◆ **TASK GOAL**: Note each line of the listing that contains the string "Tensile", and copy it.
◆ ◆ ◆ ◆ ◆ ◆ ◆
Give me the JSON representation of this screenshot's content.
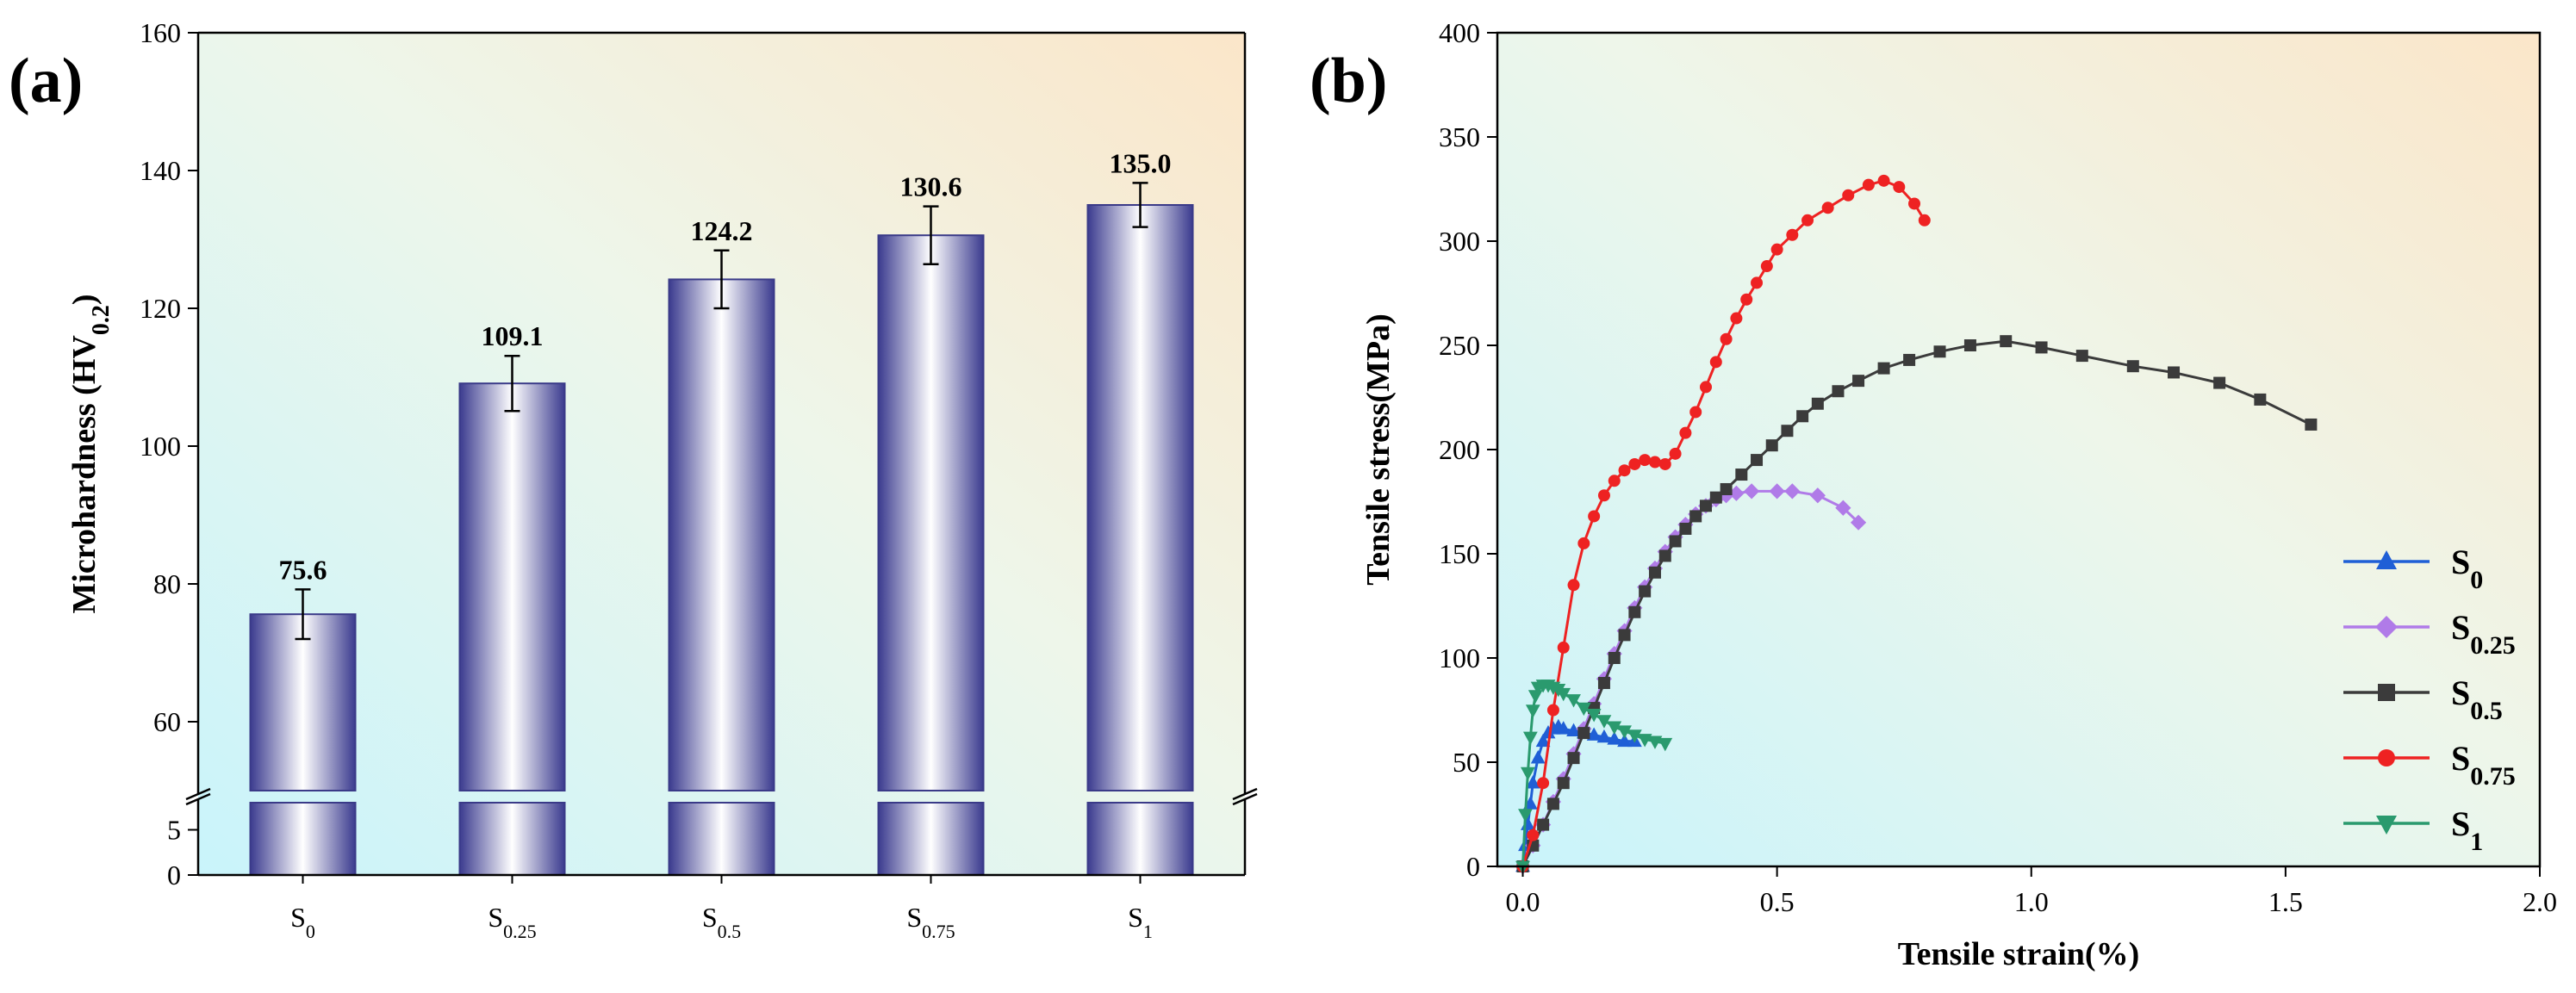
{
  "figure": {
    "panel_a_label": "(a)",
    "panel_b_label": "(b)"
  },
  "colors": {
    "axis": "#000000",
    "bar_edge": "#3a3a88",
    "S0": "#1f5fd6",
    "S0.25": "#b07be8",
    "S0.5": "#3b3b3b",
    "S0.75": "#ee2222",
    "S1": "#2a9a6e"
  },
  "chart_data": [
    {
      "type": "bar",
      "title": "",
      "xlabel": "",
      "ylabel": {
        "main": "Microhardness (HV",
        "sub": "0.2",
        "close": ")"
      },
      "categories": [
        {
          "base": "S",
          "sub": "0"
        },
        {
          "base": "S",
          "sub": "0.25"
        },
        {
          "base": "S",
          "sub": "0.5"
        },
        {
          "base": "S",
          "sub": "0.75"
        },
        {
          "base": "S",
          "sub": "1"
        }
      ],
      "values": [
        75.6,
        109.1,
        124.2,
        130.6,
        135.0
      ],
      "value_labels": [
        "75.6",
        "109.1",
        "124.2",
        "130.6",
        "135.0"
      ],
      "errors": [
        3.6,
        4.0,
        4.2,
        4.2,
        3.2
      ],
      "broken_axis": true,
      "lower_segment": {
        "ylim": [
          0,
          8
        ],
        "ticks": [
          "0",
          "5"
        ]
      },
      "upper_segment": {
        "ylim": [
          50,
          160
        ],
        "ticks": [
          "60",
          "80",
          "100",
          "120",
          "140",
          "160"
        ]
      },
      "grid": false
    },
    {
      "type": "line",
      "title": "",
      "xlabel": "Tensile strain(%)",
      "ylabel": "Tensile stress(MPa)",
      "xlim": [
        -0.05,
        2.0
      ],
      "ylim": [
        0,
        400
      ],
      "xticks": [
        "0.0",
        "0.5",
        "1.0",
        "1.5",
        "2.0"
      ],
      "yticks": [
        "0",
        "50",
        "100",
        "150",
        "200",
        "250",
        "300",
        "350",
        "400"
      ],
      "grid": false,
      "legend_position": "bottom-right",
      "series": [
        {
          "name": {
            "base": "S",
            "sub": "0"
          },
          "marker": "triangle-up",
          "x": [
            0,
            0.005,
            0.01,
            0.015,
            0.02,
            0.03,
            0.04,
            0.05,
            0.06,
            0.07,
            0.08,
            0.1,
            0.12,
            0.14,
            0.16,
            0.18,
            0.2,
            0.22
          ],
          "y": [
            0,
            10,
            20,
            30,
            40,
            52,
            60,
            64,
            66,
            67,
            66,
            65,
            64,
            63,
            62,
            61,
            60,
            60
          ]
        },
        {
          "name": {
            "base": "S",
            "sub": "0.25"
          },
          "marker": "diamond",
          "x": [
            0,
            0.02,
            0.04,
            0.06,
            0.08,
            0.1,
            0.12,
            0.14,
            0.16,
            0.18,
            0.2,
            0.22,
            0.24,
            0.26,
            0.28,
            0.3,
            0.32,
            0.34,
            0.36,
            0.38,
            0.4,
            0.42,
            0.45,
            0.5,
            0.53,
            0.58,
            0.63,
            0.66
          ],
          "y": [
            0,
            10,
            20,
            31,
            42,
            54,
            66,
            78,
            90,
            102,
            113,
            124,
            134,
            143,
            151,
            158,
            164,
            169,
            173,
            176,
            178,
            179,
            180,
            180,
            180,
            178,
            172,
            165
          ]
        },
        {
          "name": {
            "base": "S",
            "sub": "0.5"
          },
          "marker": "square",
          "x": [
            0,
            0.02,
            0.04,
            0.06,
            0.08,
            0.1,
            0.12,
            0.14,
            0.16,
            0.18,
            0.2,
            0.22,
            0.24,
            0.26,
            0.28,
            0.3,
            0.32,
            0.34,
            0.36,
            0.38,
            0.4,
            0.43,
            0.46,
            0.49,
            0.52,
            0.55,
            0.58,
            0.62,
            0.66,
            0.71,
            0.76,
            0.82,
            0.88,
            0.95,
            1.02,
            1.1,
            1.2,
            1.28,
            1.37,
            1.45,
            1.55
          ],
          "y": [
            0,
            10,
            20,
            30,
            40,
            52,
            64,
            76,
            88,
            100,
            111,
            122,
            132,
            141,
            149,
            156,
            162,
            168,
            173,
            177,
            181,
            188,
            195,
            202,
            209,
            216,
            222,
            228,
            233,
            239,
            243,
            247,
            250,
            252,
            249,
            245,
            240,
            237,
            232,
            224,
            212
          ]
        },
        {
          "name": {
            "base": "S",
            "sub": "0.75"
          },
          "marker": "circle",
          "x": [
            0,
            0.02,
            0.04,
            0.06,
            0.08,
            0.1,
            0.12,
            0.14,
            0.16,
            0.18,
            0.2,
            0.22,
            0.24,
            0.26,
            0.28,
            0.3,
            0.32,
            0.34,
            0.36,
            0.38,
            0.4,
            0.42,
            0.44,
            0.46,
            0.48,
            0.5,
            0.53,
            0.56,
            0.6,
            0.64,
            0.68,
            0.71,
            0.74,
            0.77,
            0.79
          ],
          "y": [
            0,
            15,
            40,
            75,
            105,
            135,
            155,
            168,
            178,
            185,
            190,
            193,
            195,
            194,
            193,
            198,
            208,
            218,
            230,
            242,
            253,
            263,
            272,
            280,
            288,
            296,
            303,
            310,
            316,
            322,
            327,
            329,
            326,
            318,
            310
          ]
        },
        {
          "name": {
            "base": "S",
            "sub": "1"
          },
          "marker": "triangle-down",
          "x": [
            0,
            0.005,
            0.01,
            0.015,
            0.02,
            0.025,
            0.03,
            0.04,
            0.05,
            0.06,
            0.07,
            0.08,
            0.1,
            0.12,
            0.14,
            0.16,
            0.18,
            0.2,
            0.22,
            0.24,
            0.26,
            0.28
          ],
          "y": [
            0,
            25,
            45,
            62,
            75,
            82,
            86,
            87,
            87,
            86,
            85,
            83,
            80,
            76,
            73,
            70,
            67,
            65,
            63,
            61,
            60,
            59
          ]
        }
      ]
    }
  ]
}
◆ ◆ ◆ ◆ ◆ ◆ ◆
◆ **EXERCISE OUTPUT**:
      "xlabel": "Tensile strain(%)",
      "ylabel": "Tensile stress(MPa)",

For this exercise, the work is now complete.